Your task is to copy every line of this material exactly.

=== Excerpted records ===
- - -

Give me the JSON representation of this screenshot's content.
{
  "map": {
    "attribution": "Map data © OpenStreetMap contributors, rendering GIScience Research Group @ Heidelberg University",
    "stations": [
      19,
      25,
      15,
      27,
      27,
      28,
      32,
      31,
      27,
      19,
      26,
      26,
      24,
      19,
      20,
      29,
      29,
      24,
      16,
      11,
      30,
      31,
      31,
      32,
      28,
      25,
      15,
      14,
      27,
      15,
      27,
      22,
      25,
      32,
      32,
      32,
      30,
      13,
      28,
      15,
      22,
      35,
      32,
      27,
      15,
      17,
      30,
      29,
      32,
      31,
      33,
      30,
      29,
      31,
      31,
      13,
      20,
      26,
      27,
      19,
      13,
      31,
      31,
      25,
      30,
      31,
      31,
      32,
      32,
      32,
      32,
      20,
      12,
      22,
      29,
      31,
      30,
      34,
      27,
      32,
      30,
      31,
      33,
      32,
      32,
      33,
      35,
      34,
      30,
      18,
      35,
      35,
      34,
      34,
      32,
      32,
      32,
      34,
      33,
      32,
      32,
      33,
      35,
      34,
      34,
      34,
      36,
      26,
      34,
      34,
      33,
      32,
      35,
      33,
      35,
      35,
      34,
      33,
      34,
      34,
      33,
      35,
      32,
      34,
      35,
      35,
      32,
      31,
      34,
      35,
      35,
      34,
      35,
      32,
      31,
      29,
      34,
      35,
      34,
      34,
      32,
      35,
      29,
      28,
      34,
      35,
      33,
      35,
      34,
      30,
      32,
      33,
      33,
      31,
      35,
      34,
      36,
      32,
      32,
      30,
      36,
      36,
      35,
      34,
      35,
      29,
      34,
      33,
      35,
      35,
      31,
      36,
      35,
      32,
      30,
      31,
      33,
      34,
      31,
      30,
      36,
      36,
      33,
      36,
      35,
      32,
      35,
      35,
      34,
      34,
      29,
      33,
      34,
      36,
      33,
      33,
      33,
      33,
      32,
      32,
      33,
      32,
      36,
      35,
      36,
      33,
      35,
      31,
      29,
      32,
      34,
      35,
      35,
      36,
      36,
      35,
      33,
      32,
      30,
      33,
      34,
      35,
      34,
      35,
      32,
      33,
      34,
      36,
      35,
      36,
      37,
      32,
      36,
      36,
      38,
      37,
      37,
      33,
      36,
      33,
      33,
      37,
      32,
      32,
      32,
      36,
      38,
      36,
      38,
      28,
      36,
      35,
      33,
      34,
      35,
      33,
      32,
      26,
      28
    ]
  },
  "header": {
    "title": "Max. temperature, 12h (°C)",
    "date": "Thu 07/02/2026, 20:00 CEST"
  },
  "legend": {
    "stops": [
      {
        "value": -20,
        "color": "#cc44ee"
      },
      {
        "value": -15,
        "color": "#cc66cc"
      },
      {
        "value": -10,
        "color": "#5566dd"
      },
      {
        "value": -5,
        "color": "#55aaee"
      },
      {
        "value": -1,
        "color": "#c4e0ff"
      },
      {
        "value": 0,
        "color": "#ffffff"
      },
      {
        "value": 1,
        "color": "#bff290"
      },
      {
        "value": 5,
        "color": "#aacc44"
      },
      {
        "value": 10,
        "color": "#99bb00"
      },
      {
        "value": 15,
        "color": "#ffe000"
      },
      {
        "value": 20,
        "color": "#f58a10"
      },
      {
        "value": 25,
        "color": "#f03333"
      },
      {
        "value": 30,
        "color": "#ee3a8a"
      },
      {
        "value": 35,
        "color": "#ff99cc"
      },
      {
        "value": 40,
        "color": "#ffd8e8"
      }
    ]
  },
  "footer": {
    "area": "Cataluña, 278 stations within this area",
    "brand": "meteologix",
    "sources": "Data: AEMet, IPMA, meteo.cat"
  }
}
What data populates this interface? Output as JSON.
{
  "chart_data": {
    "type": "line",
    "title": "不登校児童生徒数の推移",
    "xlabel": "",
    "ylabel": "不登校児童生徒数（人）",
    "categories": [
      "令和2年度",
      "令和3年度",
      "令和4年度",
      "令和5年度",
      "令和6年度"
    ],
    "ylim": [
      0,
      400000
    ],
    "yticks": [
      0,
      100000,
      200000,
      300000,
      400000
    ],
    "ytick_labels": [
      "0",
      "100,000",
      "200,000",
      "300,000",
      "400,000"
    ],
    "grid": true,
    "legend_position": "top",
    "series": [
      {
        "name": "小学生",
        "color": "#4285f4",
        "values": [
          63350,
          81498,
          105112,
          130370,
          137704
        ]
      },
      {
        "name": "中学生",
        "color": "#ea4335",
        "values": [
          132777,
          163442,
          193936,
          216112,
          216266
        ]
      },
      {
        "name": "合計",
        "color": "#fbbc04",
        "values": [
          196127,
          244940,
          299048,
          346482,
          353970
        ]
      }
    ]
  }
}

- - -

=== Reply ===
Give me the JSON representation of this screenshot's content.
{
  "map": {
    "attribution": "Map data © OpenStreetMap contributors, rendering GIScience Research Group @ Heidelberg University",
    "stations": [
      19,
      25,
      15,
      27,
      27,
      28,
      32,
      31,
      27,
      19,
      26,
      26,
      24,
      19,
      20,
      29,
      29,
      24,
      16,
      11,
      30,
      31,
      31,
      32,
      28,
      25,
      15,
      14,
      27,
      15,
      27,
      22,
      25,
      32,
      32,
      32,
      30,
      13,
      28,
      15,
      22,
      35,
      32,
      27,
      15,
      17,
      30,
      29,
      32,
      31,
      33,
      30,
      29,
      31,
      31,
      13,
      20,
      26,
      27,
      19,
      13,
      31,
      31,
      25,
      30,
      31,
      31,
      32,
      32,
      32,
      32,
      20,
      12,
      22,
      29,
      31,
      30,
      34,
      27,
      32,
      30,
      31,
      33,
      32,
      32,
      33,
      35,
      34,
      30,
      18,
      35,
      35,
      34,
      34,
      32,
      32,
      32,
      34,
      33,
      32,
      32,
      33,
      35,
      34,
      34,
      34,
      36,
      26,
      34,
      34,
      33,
      32,
      35,
      33,
      35,
      35,
      34,
      33,
      34,
      34,
      33,
      35,
      32,
      34,
      35,
      35,
      32,
      31,
      34,
      35,
      35,
      34,
      35,
      32,
      31,
      29,
      34,
      35,
      34,
      34,
      32,
      35,
      29,
      28,
      34,
      35,
      33,
      35,
      34,
      30,
      32,
      33,
      33,
      31,
      35,
      34,
      36,
      32,
      32,
      30,
      36,
      36,
      35,
      34,
      35,
      29,
      34,
      33,
      35,
      35,
      31,
      36,
      35,
      32,
      30,
      31,
      33,
      34,
      31,
      30,
      36,
      36,
      33,
      36,
      35,
      32,
      35,
      35,
      34,
      34,
      29,
      33,
      34,
      36,
      33,
      33,
      33,
      33,
      32,
      32,
      33,
      32,
      36,
      35,
      36,
      33,
      35,
      31,
      29,
      32,
      34,
      35,
      35,
      36,
      36,
      35,
      33,
      32,
      30,
      33,
      34,
      35,
      34,
      35,
      32,
      33,
      34,
      36,
      35,
      36,
      37,
      32,
      36,
      36,
      38,
      37,
      37,
      33,
      36,
      33,
      33,
      37,
      32,
      32,
      32,
      36,
      38,
      36,
      38,
      28,
      36,
      35,
      33,
      34,
      35,
      33,
      32,
      26,
      28
    ]
  },
  "header": {
    "title": "Max. temperature, 12h (°C)",
    "date": "Thu 07/02/2026, 20:00 CEST"
  },
  "legend": {
    "stops": [
      {
        "value": -20,
        "color": "#cc44ee"
      },
      {
        "value": -15,
        "color": "#cc66cc"
      },
      {
        "value": -10,
        "color": "#5566dd"
      },
      {
        "value": -5,
        "color": "#55aaee"
      },
      {
        "value": -1,
        "color": "#c4e0ff"
      },
      {
        "value": 0,
        "color": "#ffffff"
      },
      {
        "value": 1,
        "color": "#bff290"
      },
      {
        "value": 5,
        "color": "#aacc44"
      },
      {
        "value": 10,
        "color": "#99bb00"
      },
      {
        "value": 15,
        "color": "#ffe000"
      },
      {
        "value": 20,
        "color": "#f58a10"
      },
      {
        "value": 25,
        "color": "#f03333"
      },
      {
        "value": 30,
        "color": "#ee3a8a"
      },
      {
        "value": 35,
        "color": "#ff99cc"
      },
      {
        "value": 40,
        "color": "#ffd8e8"
      }
    ]
  },
  "footer": {
    "area": "Cataluña, 278 stations within this area",
    "brand": "meteologix",
    "sources": "Data: AEMet, IPMA, meteo.cat"
  }
}
What data populates this interface? Output as JSON.
{
  "chart_data": {
    "type": "line",
    "title": "不登校児童生徒数の推移",
    "xlabel": "",
    "ylabel": "不登校児童生徒数（人）",
    "categories": [
      "令和2年度",
      "令和3年度",
      "令和4年度",
      "令和5年度",
      "令和6年度"
    ],
    "ylim": [
      0,
      400000
    ],
    "yticks": [
      0,
      100000,
      200000,
      300000,
      400000
    ],
    "ytick_labels": [
      "0",
      "100,000",
      "200,000",
      "300,000",
      "400,000"
    ],
    "grid": true,
    "legend_position": "top",
    "series": [
      {
        "name": "小学生",
        "color": "#4285f4",
        "values": [
          63350,
          81498,
          105112,
          130370,
          137704
        ]
      },
      {
        "name": "中学生",
        "color": "#ea4335",
        "values": [
          132777,
          163442,
          193936,
          216112,
          216266
        ]
      },
      {
        "name": "合計",
        "color": "#fbbc04",
        "values": [
          196127,
          244940,
          299048,
          346482,
          353970
        ]
      }
    ]
  }
}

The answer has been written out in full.